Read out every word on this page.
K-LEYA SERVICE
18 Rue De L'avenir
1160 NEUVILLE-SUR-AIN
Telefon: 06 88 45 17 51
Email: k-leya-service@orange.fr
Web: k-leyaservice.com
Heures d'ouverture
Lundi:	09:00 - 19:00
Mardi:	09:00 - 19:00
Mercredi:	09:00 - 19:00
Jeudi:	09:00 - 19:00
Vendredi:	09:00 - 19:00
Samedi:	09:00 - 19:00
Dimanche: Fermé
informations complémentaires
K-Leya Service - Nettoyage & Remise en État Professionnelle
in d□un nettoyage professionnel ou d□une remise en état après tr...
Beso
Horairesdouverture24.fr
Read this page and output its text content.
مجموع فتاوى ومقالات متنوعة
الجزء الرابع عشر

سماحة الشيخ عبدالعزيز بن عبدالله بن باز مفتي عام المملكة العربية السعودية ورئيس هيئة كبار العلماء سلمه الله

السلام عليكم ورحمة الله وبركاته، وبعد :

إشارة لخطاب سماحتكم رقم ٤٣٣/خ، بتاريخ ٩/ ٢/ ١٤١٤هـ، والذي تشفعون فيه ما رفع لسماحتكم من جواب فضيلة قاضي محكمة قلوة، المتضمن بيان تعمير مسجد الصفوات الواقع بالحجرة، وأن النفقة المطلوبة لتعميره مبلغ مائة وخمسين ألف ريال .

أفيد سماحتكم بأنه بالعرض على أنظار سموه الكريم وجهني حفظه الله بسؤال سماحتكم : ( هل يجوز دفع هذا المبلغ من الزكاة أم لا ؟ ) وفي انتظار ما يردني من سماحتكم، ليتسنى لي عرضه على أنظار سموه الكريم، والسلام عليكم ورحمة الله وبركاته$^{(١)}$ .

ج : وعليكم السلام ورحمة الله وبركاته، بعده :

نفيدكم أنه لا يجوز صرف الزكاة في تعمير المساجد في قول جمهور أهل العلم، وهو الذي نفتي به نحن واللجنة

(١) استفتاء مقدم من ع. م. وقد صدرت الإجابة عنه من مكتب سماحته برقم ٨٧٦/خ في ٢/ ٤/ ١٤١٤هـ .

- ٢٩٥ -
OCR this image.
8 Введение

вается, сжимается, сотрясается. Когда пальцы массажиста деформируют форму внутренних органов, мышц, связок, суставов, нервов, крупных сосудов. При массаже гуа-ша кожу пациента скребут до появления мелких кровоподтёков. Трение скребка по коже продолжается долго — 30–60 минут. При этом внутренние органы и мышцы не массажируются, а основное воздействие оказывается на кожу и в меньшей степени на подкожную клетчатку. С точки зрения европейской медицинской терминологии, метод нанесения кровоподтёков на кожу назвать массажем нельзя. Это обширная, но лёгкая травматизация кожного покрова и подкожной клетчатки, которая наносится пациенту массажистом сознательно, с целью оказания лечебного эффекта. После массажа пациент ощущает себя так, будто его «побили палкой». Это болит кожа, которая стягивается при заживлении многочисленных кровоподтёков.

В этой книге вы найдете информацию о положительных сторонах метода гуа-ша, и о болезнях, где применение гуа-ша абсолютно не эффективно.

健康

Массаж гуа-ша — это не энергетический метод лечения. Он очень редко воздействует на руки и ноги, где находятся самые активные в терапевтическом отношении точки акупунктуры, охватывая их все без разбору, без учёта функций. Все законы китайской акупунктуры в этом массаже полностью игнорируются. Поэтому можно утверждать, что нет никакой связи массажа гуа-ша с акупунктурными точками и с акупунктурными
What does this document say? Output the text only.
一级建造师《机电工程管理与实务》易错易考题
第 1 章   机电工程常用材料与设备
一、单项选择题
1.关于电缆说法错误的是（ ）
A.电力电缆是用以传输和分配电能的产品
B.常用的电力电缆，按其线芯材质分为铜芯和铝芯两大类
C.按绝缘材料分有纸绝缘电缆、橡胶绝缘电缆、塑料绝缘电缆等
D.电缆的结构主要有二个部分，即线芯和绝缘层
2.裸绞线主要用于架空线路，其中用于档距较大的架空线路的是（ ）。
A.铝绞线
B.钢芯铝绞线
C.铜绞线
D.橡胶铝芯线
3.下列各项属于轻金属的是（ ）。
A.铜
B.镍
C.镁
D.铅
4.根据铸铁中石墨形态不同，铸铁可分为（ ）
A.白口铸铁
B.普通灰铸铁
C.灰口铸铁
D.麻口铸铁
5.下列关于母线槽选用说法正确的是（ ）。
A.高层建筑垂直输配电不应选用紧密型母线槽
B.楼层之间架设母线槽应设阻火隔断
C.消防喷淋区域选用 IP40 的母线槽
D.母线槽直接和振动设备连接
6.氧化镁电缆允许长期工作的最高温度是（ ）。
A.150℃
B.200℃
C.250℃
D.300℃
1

## [Your goal]
Restate the data above exactly, keeping each word as it stands.

## [Correct output]
Read out every word on this page.
K-LEYA SERVICE
18 Rue De L'avenir
1160 NEUVILLE-SUR-AIN
Telefon: 06 88 45 17 51
Email: k-leya-service@orange.fr
Web: k-leyaservice.com
Heures d'ouverture
Lundi:	09:00 - 19:00
Mardi:	09:00 - 19:00
Mercredi:	09:00 - 19:00
Jeudi:	09:00 - 19:00
Vendredi:	09:00 - 19:00
Samedi:	09:00 - 19:00
Dimanche: Fermé
informations complémentaires
K-Leya Service - Nettoyage & Remise en État Professionnelle
in d□un nettoyage professionnel ou d□une remise en état après tr...
Beso
Horairesdouverture24.fr
Read this page and output its text content.
مجموع فتاوى ومقالات متنوعة
الجزء الرابع عشر

سماحة الشيخ عبدالعزيز بن عبدالله بن باز مفتي عام المملكة العربية السعودية ورئيس هيئة كبار العلماء سلمه الله

السلام عليكم ورحمة الله وبركاته، وبعد :

إشارة لخطاب سماحتكم رقم ٤٣٣/خ، بتاريخ ٩/ ٢/ ١٤١٤هـ، والذي تشفعون فيه ما رفع لسماحتكم من جواب فضيلة قاضي محكمة قلوة، المتضمن بيان تعمير مسجد الصفوات الواقع بالحجرة، وأن النفقة المطلوبة لتعميره مبلغ مائة وخمسين ألف ريال .

أفيد سماحتكم بأنه بالعرض على أنظار سموه الكريم وجهني حفظه الله بسؤال سماحتكم : ( هل يجوز دفع هذا المبلغ من الزكاة أم لا ؟ ) وفي انتظار ما يردني من سماحتكم، ليتسنى لي عرضه على أنظار سموه الكريم، والسلام عليكم ورحمة الله وبركاته$^{(١)}$ .

ج : وعليكم السلام ورحمة الله وبركاته، بعده :

نفيدكم أنه لا يجوز صرف الزكاة في تعمير المساجد في قول جمهور أهل العلم، وهو الذي نفتي به نحن واللجنة

(١) استفتاء مقدم من ع. م. وقد صدرت الإجابة عنه من مكتب سماحته برقم ٨٧٦/خ في ٢/ ٤/ ١٤١٤هـ .

- ٢٩٥ -
OCR this image.
8 Введение

вается, сжимается, сотрясается. Когда пальцы массажиста деформируют форму внутренних органов, мышц, связок, суставов, нервов, крупных сосудов. При массаже гуа-ша кожу пациента скребут до появления мелких кровоподтёков. Трение скребка по коже продолжается долго — 30–60 минут. При этом внутренние органы и мышцы не массажируются, а основное воздействие оказывается на кожу и в меньшей степени на подкожную клетчатку. С точки зрения европейской медицинской терминологии, метод нанесения кровоподтёков на кожу назвать массажем нельзя. Это обширная, но лёгкая травматизация кожного покрова и подкожной клетчатки, которая наносится пациенту массажистом сознательно, с целью оказания лечебного эффекта. После массажа пациент ощущает себя так, будто его «побили палкой». Это болит кожа, которая стягивается при заживлении многочисленных кровоподтёков.

В этой книге вы найдете информацию о положительных сторонах метода гуа-ша, и о болезнях, где применение гуа-ша абсолютно не эффективно.

健康

Массаж гуа-ша — это не энергетический метод лечения. Он очень редко воздействует на руки и ноги, где находятся самые активные в терапевтическом отношении точки акупунктуры, охватывая их все без разбору, без учёта функций. Все законы китайской акупунктуры в этом массаже полностью игнорируются. Поэтому можно утверждать, что нет никакой связи массажа гуа-ша с акупунктурными точками и с акупунктурными
What does this document say? Output the text only.
一级建造师《机电工程管理与实务》易错易考题
第 1 章   机电工程常用材料与设备
一、单项选择题
1.关于电缆说法错误的是（ ）
A.电力电缆是用以传输和分配电能的产品
B.常用的电力电缆，按其线芯材质分为铜芯和铝芯两大类
C.按绝缘材料分有纸绝缘电缆、橡胶绝缘电缆、塑料绝缘电缆等
D.电缆的结构主要有二个部分，即线芯和绝缘层
2.裸绞线主要用于架空线路，其中用于档距较大的架空线路的是（ ）。
A.铝绞线
B.钢芯铝绞线
C.铜绞线
D.橡胶铝芯线
3.下列各项属于轻金属的是（ ）。
A.铜
B.镍
C.镁
D.铅
4.根据铸铁中石墨形态不同，铸铁可分为（ ）
A.白口铸铁
B.普通灰铸铁
C.灰口铸铁
D.麻口铸铁
5.下列关于母线槽选用说法正确的是（ ）。
A.高层建筑垂直输配电不应选用紧密型母线槽
B.楼层之间架设母线槽应设阻火隔断
C.消防喷淋区域选用 IP40 的母线槽
D.母线槽直接和振动设备连接
6.氧化镁电缆允许长期工作的最高温度是（ ）。
A.150℃
B.200℃
C.250℃
D.300℃
1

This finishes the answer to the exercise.